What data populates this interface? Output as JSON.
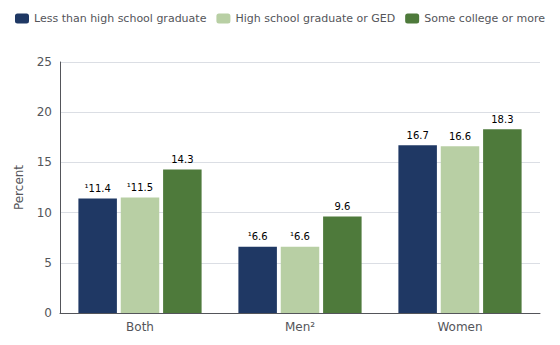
{
  "chart_data": {
    "type": "bar",
    "categories": [
      "Both",
      "Men²",
      "Women"
    ],
    "series": [
      {
        "name": "Less than high school graduate",
        "color": "#1f3864",
        "values": [
          11.4,
          6.6,
          16.7
        ],
        "value_labels": [
          "¹11.4",
          "¹6.6",
          "16.7"
        ]
      },
      {
        "name": "High school graduate or GED",
        "color": "#b8cfa4",
        "values": [
          11.5,
          6.6,
          16.6
        ],
        "value_labels": [
          "¹11.5",
          "¹6.6",
          "16.6"
        ]
      },
      {
        "name": "Some college or more",
        "color": "#4e7a3b",
        "values": [
          14.3,
          9.6,
          18.3
        ],
        "value_labels": [
          "14.3",
          "9.6",
          "18.3"
        ]
      }
    ],
    "ylabel": "Percent",
    "ylim": [
      0,
      25
    ],
    "yticks": [
      0,
      5,
      10,
      15,
      20,
      25
    ],
    "grid": true,
    "data_labels": true,
    "legend": "top"
  }
}
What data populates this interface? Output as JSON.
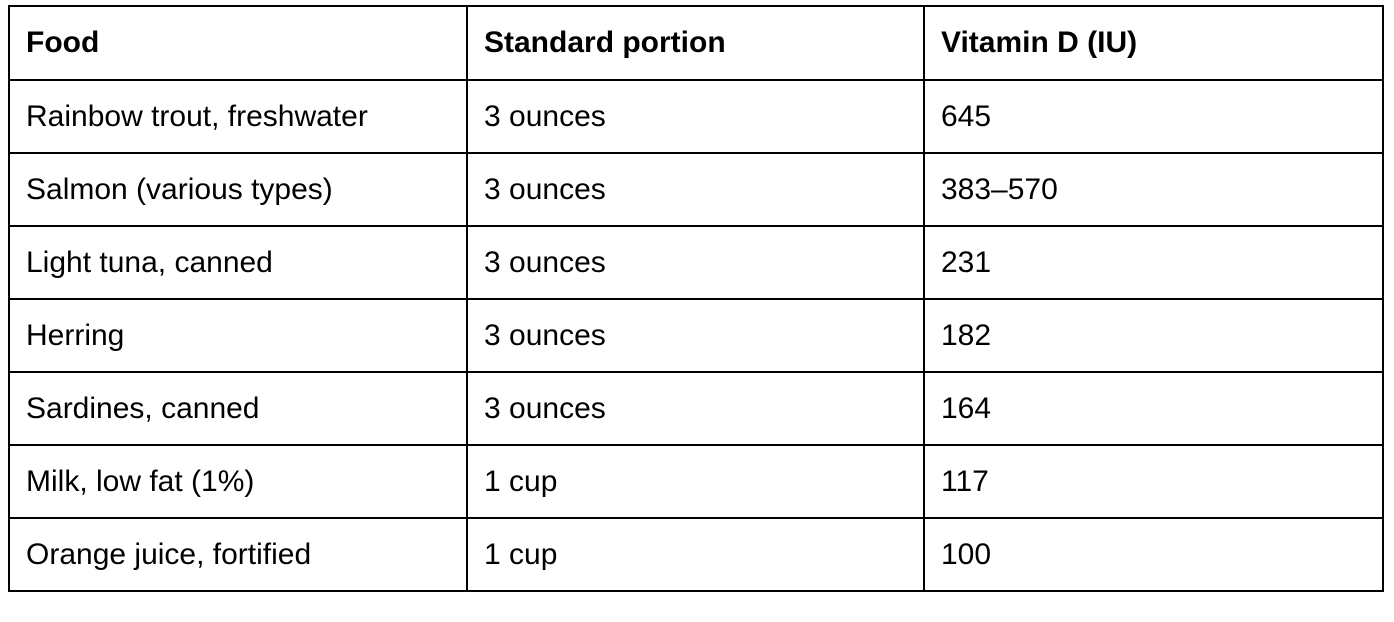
{
  "table": {
    "headers": [
      "Food",
      "Standard portion",
      "Vitamin D (IU)"
    ],
    "rows": [
      [
        "Rainbow trout, freshwater",
        "3 ounces",
        "645"
      ],
      [
        "Salmon (various types)",
        "3 ounces",
        "383–570"
      ],
      [
        "Light tuna, canned",
        "3 ounces",
        "231"
      ],
      [
        "Herring",
        "3 ounces",
        "182"
      ],
      [
        "Sardines, canned",
        "3 ounces",
        "164"
      ],
      [
        "Milk, low fat (1%)",
        "1 cup",
        "117"
      ],
      [
        "Orange juice, fortified",
        "1 cup",
        "100"
      ]
    ]
  }
}
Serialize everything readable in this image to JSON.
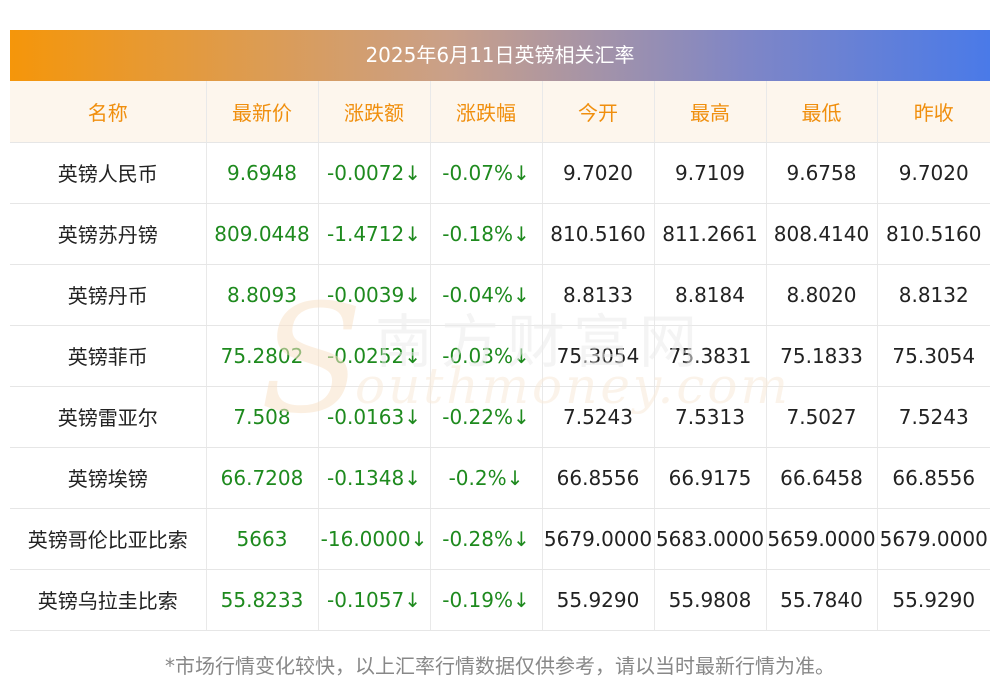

* [PROMPT]: Without including any pictures, reproduce the listing exactly.

* [RESPONSE FOR THIS EXERCISE]:
What data populates this interface? Output as JSON.
{
  "chart_data": {
    "type": "bar",
    "categories": [
      "Both",
      "Men²",
      "Women"
    ],
    "series": [
      {
        "name": "Less than high school graduate",
        "color": "#1f3864",
        "values": [
          11.4,
          6.6,
          16.7
        ],
        "value_labels": [
          "¹11.4",
          "¹6.6",
          "16.7"
        ]
      },
      {
        "name": "High school graduate or GED",
        "color": "#b8cfa4",
        "values": [
          11.5,
          6.6,
          16.6
        ],
        "value_labels": [
          "¹11.5",
          "¹6.6",
          "16.6"
        ]
      },
      {
        "name": "Some college or more",
        "color": "#4e7a3b",
        "values": [
          14.3,
          9.6,
          18.3
        ],
        "value_labels": [
          "14.3",
          "9.6",
          "18.3"
        ]
      }
    ],
    "ylabel": "Percent",
    "ylim": [
      0,
      25
    ],
    "yticks": [
      0,
      5,
      10,
      15,
      20,
      25
    ],
    "grid": true,
    "data_labels": true,
    "legend": "top"
  }
}
What data populates this interface? Output as JSON.
{
  "table": {
    "headers": [
      "Food",
      "Standard portion",
      "Vitamin D (IU)"
    ],
    "rows": [
      [
        "Rainbow trout, freshwater",
        "3 ounces",
        "645"
      ],
      [
        "Salmon (various types)",
        "3 ounces",
        "383–570"
      ],
      [
        "Light tuna, canned",
        "3 ounces",
        "231"
      ],
      [
        "Herring",
        "3 ounces",
        "182"
      ],
      [
        "Sardines, canned",
        "3 ounces",
        "164"
      ],
      [
        "Milk, low fat (1%)",
        "1 cup",
        "117"
      ],
      [
        "Orange juice, fortified",
        "1 cup",
        "100"
      ]
    ]
  }
}
Serialize everything readable in this image to JSON.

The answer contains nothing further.